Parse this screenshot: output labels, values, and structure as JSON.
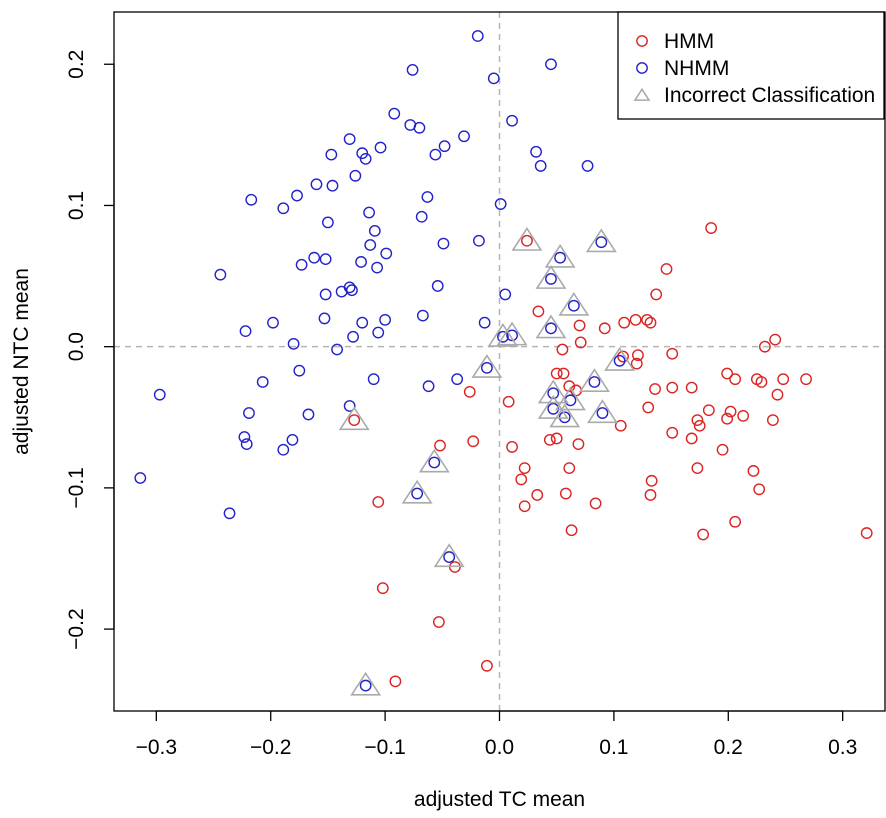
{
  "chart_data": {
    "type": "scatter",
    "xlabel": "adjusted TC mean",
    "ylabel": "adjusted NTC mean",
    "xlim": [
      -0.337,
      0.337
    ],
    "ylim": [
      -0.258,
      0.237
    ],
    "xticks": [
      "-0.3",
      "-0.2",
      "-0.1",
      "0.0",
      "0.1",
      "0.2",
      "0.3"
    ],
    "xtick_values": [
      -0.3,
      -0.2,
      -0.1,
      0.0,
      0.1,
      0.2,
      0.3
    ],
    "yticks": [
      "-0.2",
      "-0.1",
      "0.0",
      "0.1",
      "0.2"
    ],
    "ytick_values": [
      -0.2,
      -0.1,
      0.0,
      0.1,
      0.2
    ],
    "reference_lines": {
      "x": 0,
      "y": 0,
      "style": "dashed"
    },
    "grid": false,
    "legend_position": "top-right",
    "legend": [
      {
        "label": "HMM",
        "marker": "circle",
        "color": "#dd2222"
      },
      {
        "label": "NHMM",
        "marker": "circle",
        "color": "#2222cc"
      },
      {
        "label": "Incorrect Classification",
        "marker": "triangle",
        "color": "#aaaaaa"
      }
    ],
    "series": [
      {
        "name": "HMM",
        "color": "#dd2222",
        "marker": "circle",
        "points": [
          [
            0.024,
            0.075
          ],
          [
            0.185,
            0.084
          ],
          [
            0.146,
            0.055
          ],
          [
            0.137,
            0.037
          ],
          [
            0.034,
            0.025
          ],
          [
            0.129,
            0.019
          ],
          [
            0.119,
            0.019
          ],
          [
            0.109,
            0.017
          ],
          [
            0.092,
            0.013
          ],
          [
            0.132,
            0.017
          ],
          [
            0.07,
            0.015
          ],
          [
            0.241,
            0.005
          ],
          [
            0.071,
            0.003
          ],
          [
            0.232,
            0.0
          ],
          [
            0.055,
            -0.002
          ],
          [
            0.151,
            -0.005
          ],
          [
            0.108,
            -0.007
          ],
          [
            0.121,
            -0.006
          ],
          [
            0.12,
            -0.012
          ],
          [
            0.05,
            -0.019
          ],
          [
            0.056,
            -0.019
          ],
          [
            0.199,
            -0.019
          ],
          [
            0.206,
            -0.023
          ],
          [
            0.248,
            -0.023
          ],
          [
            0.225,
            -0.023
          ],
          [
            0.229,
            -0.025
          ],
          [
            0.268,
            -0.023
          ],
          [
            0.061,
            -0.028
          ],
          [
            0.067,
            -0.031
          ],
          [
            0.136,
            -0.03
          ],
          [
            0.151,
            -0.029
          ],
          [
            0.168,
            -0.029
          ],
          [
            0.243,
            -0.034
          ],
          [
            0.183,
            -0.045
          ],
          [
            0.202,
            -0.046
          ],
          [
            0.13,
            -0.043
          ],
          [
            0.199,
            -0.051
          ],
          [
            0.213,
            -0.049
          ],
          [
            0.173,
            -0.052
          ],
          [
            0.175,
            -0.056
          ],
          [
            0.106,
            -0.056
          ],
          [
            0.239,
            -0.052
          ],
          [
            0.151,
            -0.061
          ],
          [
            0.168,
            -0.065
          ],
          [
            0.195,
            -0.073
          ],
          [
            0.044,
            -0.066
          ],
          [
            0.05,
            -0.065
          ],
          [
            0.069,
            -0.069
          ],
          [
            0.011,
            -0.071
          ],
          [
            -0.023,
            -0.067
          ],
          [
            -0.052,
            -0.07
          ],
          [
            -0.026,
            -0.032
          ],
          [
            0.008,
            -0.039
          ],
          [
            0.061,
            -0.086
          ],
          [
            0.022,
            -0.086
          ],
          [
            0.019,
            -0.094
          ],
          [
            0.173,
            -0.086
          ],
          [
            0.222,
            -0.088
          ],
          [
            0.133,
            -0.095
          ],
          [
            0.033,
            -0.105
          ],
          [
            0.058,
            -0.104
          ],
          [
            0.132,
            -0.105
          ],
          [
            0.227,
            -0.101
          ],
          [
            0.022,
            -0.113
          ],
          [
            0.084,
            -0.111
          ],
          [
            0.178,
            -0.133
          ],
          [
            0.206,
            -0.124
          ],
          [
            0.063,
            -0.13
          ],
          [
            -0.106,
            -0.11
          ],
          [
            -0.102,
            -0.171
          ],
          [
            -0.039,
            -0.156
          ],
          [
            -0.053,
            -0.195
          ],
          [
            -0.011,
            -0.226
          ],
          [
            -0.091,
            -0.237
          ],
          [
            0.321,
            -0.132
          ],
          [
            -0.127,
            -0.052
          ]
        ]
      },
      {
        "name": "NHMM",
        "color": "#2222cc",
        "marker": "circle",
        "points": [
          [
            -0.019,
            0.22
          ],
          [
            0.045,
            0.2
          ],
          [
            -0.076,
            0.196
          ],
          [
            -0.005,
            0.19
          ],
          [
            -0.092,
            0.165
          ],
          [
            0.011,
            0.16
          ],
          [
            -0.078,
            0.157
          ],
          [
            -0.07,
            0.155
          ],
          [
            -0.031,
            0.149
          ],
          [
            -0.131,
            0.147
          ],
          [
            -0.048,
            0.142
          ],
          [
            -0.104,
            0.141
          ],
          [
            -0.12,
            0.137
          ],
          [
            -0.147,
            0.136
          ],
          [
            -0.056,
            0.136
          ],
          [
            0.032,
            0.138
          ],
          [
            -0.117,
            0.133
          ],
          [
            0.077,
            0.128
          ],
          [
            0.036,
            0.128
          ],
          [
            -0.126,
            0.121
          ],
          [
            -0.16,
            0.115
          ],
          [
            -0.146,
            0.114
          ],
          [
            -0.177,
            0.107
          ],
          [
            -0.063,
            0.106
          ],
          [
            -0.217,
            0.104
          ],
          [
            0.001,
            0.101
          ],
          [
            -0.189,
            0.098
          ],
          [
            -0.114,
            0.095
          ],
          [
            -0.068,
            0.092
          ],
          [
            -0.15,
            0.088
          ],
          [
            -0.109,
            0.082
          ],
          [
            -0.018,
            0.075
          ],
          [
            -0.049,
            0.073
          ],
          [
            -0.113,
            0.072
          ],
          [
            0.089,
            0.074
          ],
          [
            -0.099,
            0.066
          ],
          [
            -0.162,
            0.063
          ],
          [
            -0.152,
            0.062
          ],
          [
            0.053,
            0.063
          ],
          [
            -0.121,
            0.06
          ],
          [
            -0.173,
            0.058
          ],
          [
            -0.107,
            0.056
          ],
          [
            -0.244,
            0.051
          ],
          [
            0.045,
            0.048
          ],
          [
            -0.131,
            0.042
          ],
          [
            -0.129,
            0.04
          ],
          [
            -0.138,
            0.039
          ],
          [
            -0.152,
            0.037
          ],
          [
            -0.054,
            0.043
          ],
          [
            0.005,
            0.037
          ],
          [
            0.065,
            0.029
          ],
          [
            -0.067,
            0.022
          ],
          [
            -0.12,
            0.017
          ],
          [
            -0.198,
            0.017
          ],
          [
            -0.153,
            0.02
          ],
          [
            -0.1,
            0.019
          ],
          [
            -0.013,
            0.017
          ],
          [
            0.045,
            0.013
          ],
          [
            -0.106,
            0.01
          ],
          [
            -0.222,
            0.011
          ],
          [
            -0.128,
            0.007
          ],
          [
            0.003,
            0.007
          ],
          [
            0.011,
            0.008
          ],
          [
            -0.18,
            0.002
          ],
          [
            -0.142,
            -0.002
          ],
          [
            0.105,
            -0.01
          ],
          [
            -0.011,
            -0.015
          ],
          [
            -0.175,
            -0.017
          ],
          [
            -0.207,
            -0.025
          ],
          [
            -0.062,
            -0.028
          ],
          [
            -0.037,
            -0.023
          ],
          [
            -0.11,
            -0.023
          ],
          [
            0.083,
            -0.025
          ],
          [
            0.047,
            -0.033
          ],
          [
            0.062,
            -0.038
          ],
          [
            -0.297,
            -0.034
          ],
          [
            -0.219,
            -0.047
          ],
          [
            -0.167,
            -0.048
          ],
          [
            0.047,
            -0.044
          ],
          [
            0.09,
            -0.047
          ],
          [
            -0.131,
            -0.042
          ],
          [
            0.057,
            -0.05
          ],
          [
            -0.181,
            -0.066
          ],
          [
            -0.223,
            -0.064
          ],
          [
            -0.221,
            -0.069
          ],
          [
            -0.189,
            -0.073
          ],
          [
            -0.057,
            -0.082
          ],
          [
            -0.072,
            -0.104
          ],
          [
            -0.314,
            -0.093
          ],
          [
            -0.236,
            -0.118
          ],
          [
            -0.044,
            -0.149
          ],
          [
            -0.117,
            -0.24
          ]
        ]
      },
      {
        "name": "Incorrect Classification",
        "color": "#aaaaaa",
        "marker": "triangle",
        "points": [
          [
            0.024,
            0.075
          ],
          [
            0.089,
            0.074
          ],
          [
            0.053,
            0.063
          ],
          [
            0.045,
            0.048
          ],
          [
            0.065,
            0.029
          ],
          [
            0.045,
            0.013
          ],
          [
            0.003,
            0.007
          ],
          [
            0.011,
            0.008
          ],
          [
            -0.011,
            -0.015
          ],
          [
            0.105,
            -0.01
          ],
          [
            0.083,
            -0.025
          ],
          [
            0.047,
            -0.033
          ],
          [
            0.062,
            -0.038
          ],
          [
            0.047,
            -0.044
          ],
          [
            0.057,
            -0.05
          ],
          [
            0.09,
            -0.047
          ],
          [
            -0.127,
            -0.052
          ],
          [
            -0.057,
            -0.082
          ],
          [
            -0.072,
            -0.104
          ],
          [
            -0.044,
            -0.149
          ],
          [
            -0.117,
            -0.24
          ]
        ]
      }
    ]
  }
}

++++++++++++++++++++

Return every line above that contains the word "mean".

_Task answer_:
    "xlabel": "adjusted TC mean",
    "ylabel": "adjusted NTC mean",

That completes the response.